#### Stated exercise
The entries below should be quoted exactly, with no pictures carried over.

........

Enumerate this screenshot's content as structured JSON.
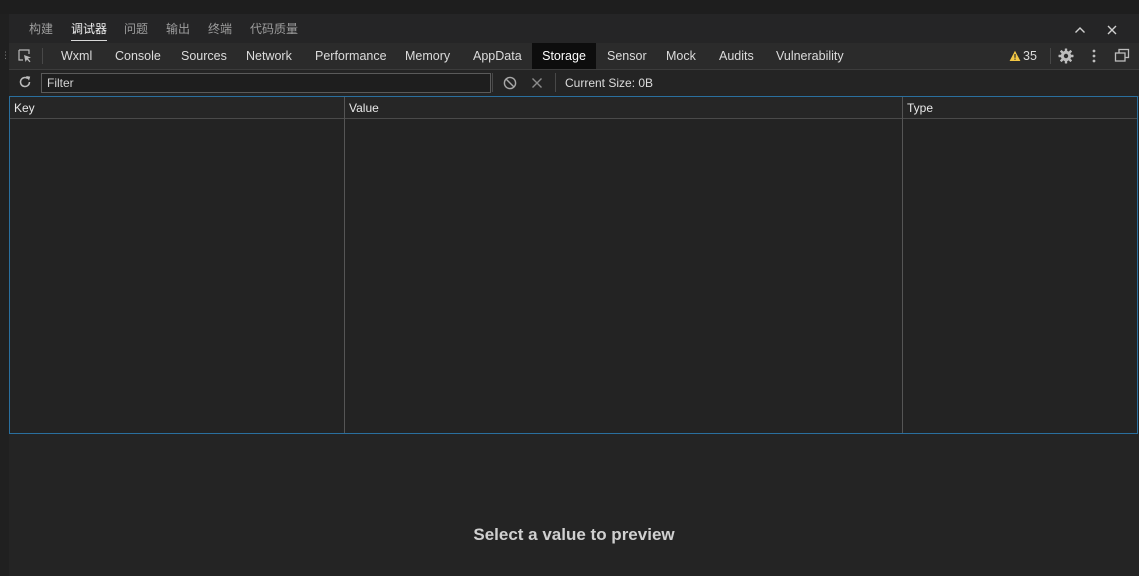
{
  "panel_tabs": [
    {
      "label": "构建",
      "active": false
    },
    {
      "label": "调试器",
      "active": true
    },
    {
      "label": "问题",
      "active": false
    },
    {
      "label": "输出",
      "active": false
    },
    {
      "label": "终端",
      "active": false
    },
    {
      "label": "代码质量",
      "active": false
    }
  ],
  "devtools_tabs": [
    {
      "label": "Wxml"
    },
    {
      "label": "Console"
    },
    {
      "label": "Sources"
    },
    {
      "label": "Network"
    },
    {
      "label": "Performance"
    },
    {
      "label": "Memory"
    },
    {
      "label": "AppData"
    },
    {
      "label": "Storage",
      "active": true
    },
    {
      "label": "Sensor"
    },
    {
      "label": "Mock"
    },
    {
      "label": "Audits"
    },
    {
      "label": "Vulnerability"
    }
  ],
  "warnings": {
    "count": "35",
    "icon": "warning-icon",
    "color": "#f2c744"
  },
  "filter": {
    "placeholder": "Filter",
    "value": ""
  },
  "storage": {
    "current_size": "Current Size: 0B"
  },
  "table": {
    "columns": [
      "Key",
      "Value",
      "Type"
    ],
    "rows": []
  },
  "preview": {
    "message": "Select a value to preview"
  },
  "icons": {
    "inspect": "inspect-element-icon",
    "refresh": "refresh-icon",
    "clear": "clear-all-icon",
    "delete": "delete-selected-icon",
    "settings": "gear-icon",
    "more": "more-vertical-icon",
    "undock": "dock-side-icon",
    "collapse": "chevron-up-icon",
    "close": "close-icon"
  },
  "colors": {
    "accent_border": "#2a6f9e",
    "active_tab_bg": "#0d0d0d"
  }
}
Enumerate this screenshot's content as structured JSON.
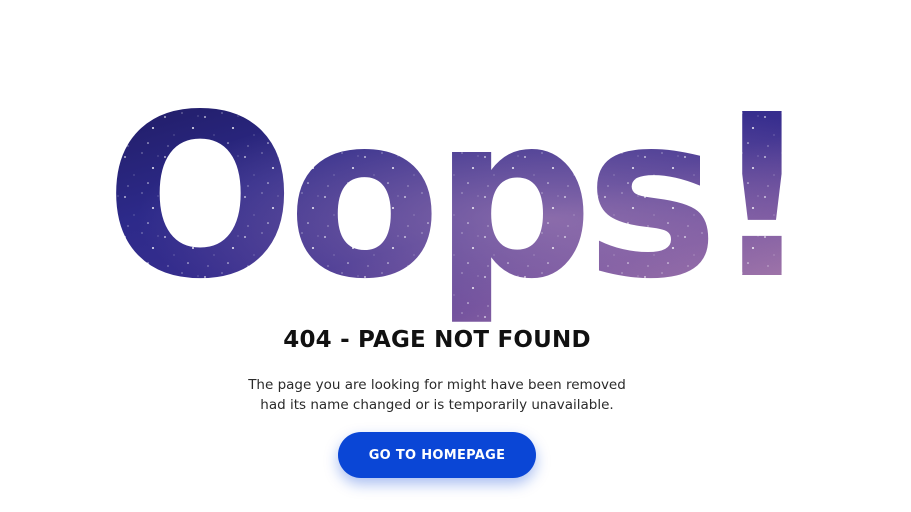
{
  "hero": {
    "text": "Oops!",
    "fill_colors": [
      "#1a1552",
      "#2d2a8a",
      "#3a2f8f",
      "#6a4a9a",
      "#a87aa8"
    ]
  },
  "error": {
    "title": "404 - PAGE NOT FOUND",
    "description_line1": "The page you are looking for might have been removed",
    "description_line2": "had its name changed or is temporarily unavailable."
  },
  "cta": {
    "label": "GO TO HOMEPAGE",
    "color": "#0a46d6"
  }
}
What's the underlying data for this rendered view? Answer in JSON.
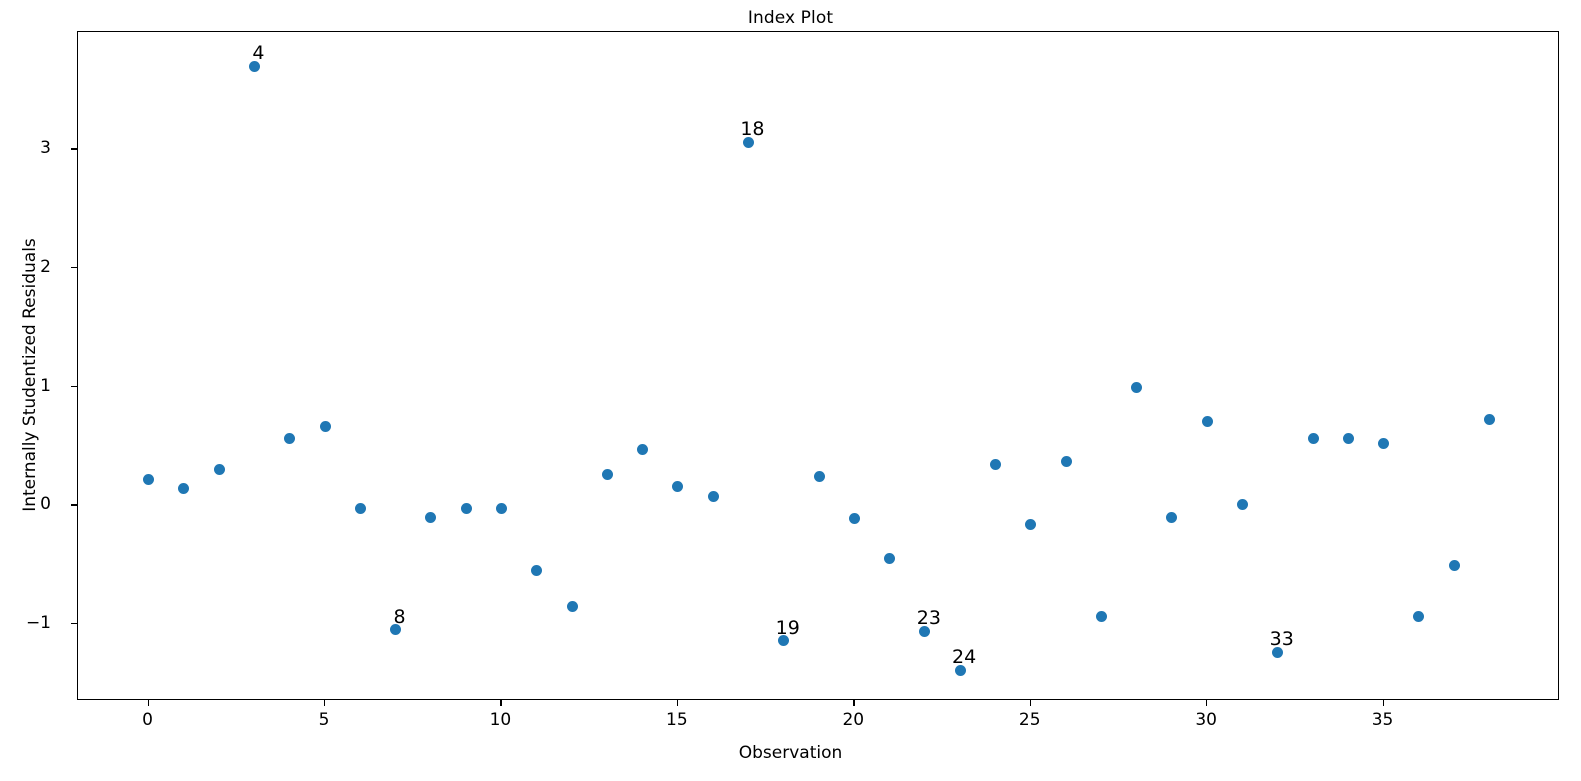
{
  "chart_data": {
    "type": "scatter",
    "title": "Index Plot",
    "xlabel": "Observation",
    "ylabel": "Internally Studentized Residuals",
    "grid": false,
    "legend": "none",
    "marker_color": "#1f77b4",
    "xlim": [
      -2.0,
      40.0
    ],
    "ylim": [
      -1.65,
      3.99
    ],
    "xticks": [
      0,
      5,
      10,
      15,
      20,
      25,
      30,
      35
    ],
    "xtick_labels": [
      "0",
      "5",
      "10",
      "15",
      "20",
      "25",
      "30",
      "35"
    ],
    "yticks": [
      -1,
      0,
      1,
      2,
      3
    ],
    "ytick_labels": [
      "−1",
      "0",
      "1",
      "2",
      "3"
    ],
    "x": [
      0,
      1,
      2,
      3,
      4,
      5,
      6,
      7,
      8,
      9,
      10,
      11,
      12,
      13,
      14,
      15,
      16,
      17,
      18,
      19,
      20,
      21,
      22,
      23,
      24,
      25,
      26,
      27,
      28,
      29,
      30,
      31,
      32,
      33,
      34,
      35,
      36,
      37,
      38
    ],
    "values": [
      0.22,
      0.14,
      0.3,
      3.7,
      0.56,
      0.66,
      -0.03,
      -1.05,
      -0.1,
      -0.03,
      -0.03,
      -0.55,
      -0.85,
      0.26,
      0.47,
      0.16,
      0.07,
      3.06,
      -1.14,
      0.24,
      -0.11,
      -0.45,
      -1.06,
      -1.39,
      0.34,
      -0.16,
      0.37,
      -0.94,
      0.99,
      -0.1,
      0.71,
      0.01,
      -1.24,
      0.56,
      0.56,
      0.52,
      -0.94,
      -0.51,
      0.72
    ],
    "annotations": [
      {
        "label": "4",
        "x": 3,
        "y": 3.7
      },
      {
        "label": "8",
        "x": 7,
        "y": -1.05
      },
      {
        "label": "18",
        "x": 17,
        "y": 3.06
      },
      {
        "label": "19",
        "x": 18,
        "y": -1.14
      },
      {
        "label": "23",
        "x": 22,
        "y": -1.06
      },
      {
        "label": "24",
        "x": 23,
        "y": -1.39
      },
      {
        "label": "33",
        "x": 32,
        "y": -1.24
      }
    ]
  }
}
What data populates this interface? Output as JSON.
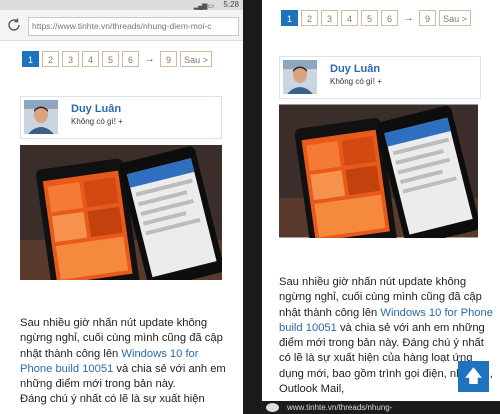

........

#### Worked answer
Enumerate this screenshot's content as structured JSON.
{
  "panel_tabs": [
    {
      "label": "构建",
      "active": false
    },
    {
      "label": "调试器",
      "active": true
    },
    {
      "label": "问题",
      "active": false
    },
    {
      "label": "输出",
      "active": false
    },
    {
      "label": "终端",
      "active": false
    },
    {
      "label": "代码质量",
      "active": false
    }
  ],
  "devtools_tabs": [
    {
      "label": "Wxml"
    },
    {
      "label": "Console"
    },
    {
      "label": "Sources"
    },
    {
      "label": "Network"
    },
    {
      "label": "Performance"
    },
    {
      "label": "Memory"
    },
    {
      "label": "AppData"
    },
    {
      "label": "Storage",
      "active": true
    },
    {
      "label": "Sensor"
    },
    {
      "label": "Mock"
    },
    {
      "label": "Audits"
    },
    {
      "label": "Vulnerability"
    }
  ],
  "warnings": {
    "count": "35",
    "icon": "warning-icon",
    "color": "#f2c744"
  },
  "filter": {
    "placeholder": "Filter",
    "value": ""
  },
  "storage": {
    "current_size": "Current Size: 0B"
  },
  "table": {
    "columns": [
      "Key",
      "Value",
      "Type"
    ],
    "rows": []
  },
  "preview": {
    "message": "Select a value to preview"
  },
  "icons": {
    "inspect": "inspect-element-icon",
    "refresh": "refresh-icon",
    "clear": "clear-all-icon",
    "delete": "delete-selected-icon",
    "settings": "gear-icon",
    "more": "more-vertical-icon",
    "undock": "dock-side-icon",
    "collapse": "chevron-up-icon",
    "close": "close-icon"
  },
  "colors": {
    "accent_border": "#2a6f9e",
    "active_tab_bg": "#0d0d0d"
  }
}
Enumerate this screenshot's content as structured JSON.
{
  "hero": {
    "text": "Oops!",
    "fill_colors": [
      "#1a1552",
      "#2d2a8a",
      "#3a2f8f",
      "#6a4a9a",
      "#a87aa8"
    ]
  },
  "error": {
    "title": "404 - PAGE NOT FOUND",
    "description_line1": "The page you are looking for might have been removed",
    "description_line2": "had its name changed or is temporarily unavailable."
  },
  "cta": {
    "label": "GO TO HOMEPAGE",
    "color": "#0a46d6"
  }
}
What's the underlying data for this rendered view? Answer in JSON.
{
  "chart_data": {
    "type": "scatter",
    "title": "Index Plot",
    "xlabel": "Observation",
    "ylabel": "Internally Studentized Residuals",
    "grid": false,
    "legend": "none",
    "marker_color": "#1f77b4",
    "xlim": [
      -2.0,
      40.0
    ],
    "ylim": [
      -1.65,
      3.99
    ],
    "xticks": [
      0,
      5,
      10,
      15,
      20,
      25,
      30,
      35
    ],
    "xtick_labels": [
      "0",
      "5",
      "10",
      "15",
      "20",
      "25",
      "30",
      "35"
    ],
    "yticks": [
      -1,
      0,
      1,
      2,
      3
    ],
    "ytick_labels": [
      "−1",
      "0",
      "1",
      "2",
      "3"
    ],
    "x": [
      0,
      1,
      2,
      3,
      4,
      5,
      6,
      7,
      8,
      9,
      10,
      11,
      12,
      13,
      14,
      15,
      16,
      17,
      18,
      19,
      20,
      21,
      22,
      23,
      24,
      25,
      26,
      27,
      28,
      29,
      30,
      31,
      32,
      33,
      34,
      35,
      36,
      37,
      38
    ],
    "values": [
      0.22,
      0.14,
      0.3,
      3.7,
      0.56,
      0.66,
      -0.03,
      -1.05,
      -0.1,
      -0.03,
      -0.03,
      -0.55,
      -0.85,
      0.26,
      0.47,
      0.16,
      0.07,
      3.06,
      -1.14,
      0.24,
      -0.11,
      -0.45,
      -1.06,
      -1.39,
      0.34,
      -0.16,
      0.37,
      -0.94,
      0.99,
      -0.1,
      0.71,
      0.01,
      -1.24,
      0.56,
      0.56,
      0.52,
      -0.94,
      -0.51,
      0.72
    ],
    "annotations": [
      {
        "label": "4",
        "x": 3,
        "y": 3.7
      },
      {
        "label": "8",
        "x": 7,
        "y": -1.05
      },
      {
        "label": "18",
        "x": 17,
        "y": 3.06
      },
      {
        "label": "19",
        "x": 18,
        "y": -1.14
      },
      {
        "label": "23",
        "x": 22,
        "y": -1.06
      },
      {
        "label": "24",
        "x": 23,
        "y": -1.39
      },
      {
        "label": "33",
        "x": 32,
        "y": -1.24
      }
    ]
  }
}
What data populates this interface? Output as JSON.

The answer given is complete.